++++ Passage given ++++

On Sun, Dec 20, 2009 at 14:47, Yaron Minsky <ymin...@gmail.com> wrote:
> On Sun, Dec 20, 2009 at 7:21 AM, Erik Rigtorp <e...@rigtorp.com> wrote:
>>
>> The first step for OCaml would be to be able to run multiple
>> communicating instances of the runtime bound to one core each in one
>> process and have them communicate via lock free queues.
>
> We've done some experiments in this direction at Jane Street.  On Linux,
> we've been able to get fast enough IPC channels for our purposes that
> slamming things into the same memory space has not in the end been
> necessary.  (There is I agree some pain associated with running multiple
> runtimes in the same process.  If you're interested, contact me off-list and
> I can try to get you some of the details of what we ran into.)
> But have you tried using shared-memory segments for communicating between
> different processes?  You say the latencies are too high, but do you have
> any measurements you could share? Have you tried queues using shared memory
> segments, in particular?  Inter-thread communication has latency as well,
> and the performance issues depend on lots of things, OS and hardware
> platform included.  It would help in understanding the tradeoffs.

++++ Recorded data ++++

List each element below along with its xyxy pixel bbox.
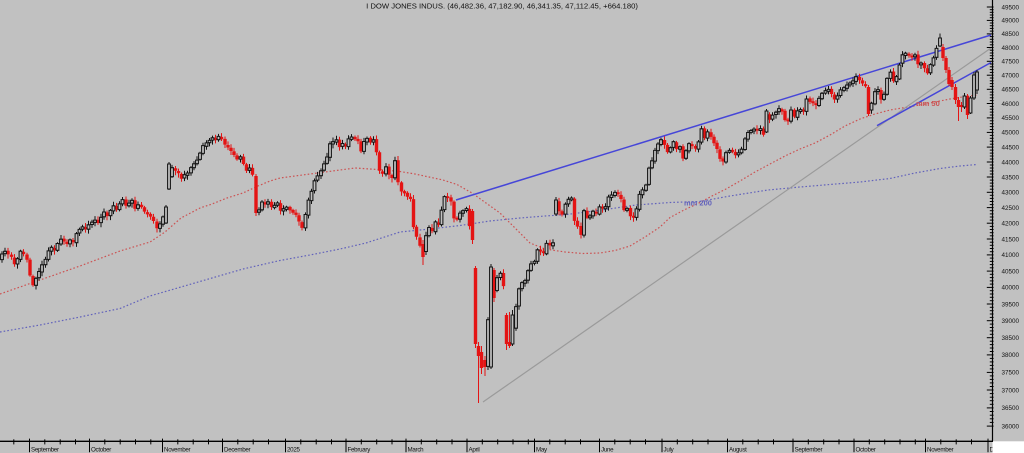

++++

_What is expected_
Say whether each statement agrees with the OCaml email exchange above, answering yes or no and quoting the exact words that decide it.
(a) The suggested first step was to bind each runtime instance to two cores.
(b) The reply says Jane Street has gotten IPC channels on Linux fast enough for its purposes.
(c) The reply claims that inter-thread communication has no latency.

_Solution to the exercise_
(a) No: "bound to one core each"
(b) Yes: "fast enough IPC channels for our purposes"
(c) No: "Inter-thread communication has latency as well"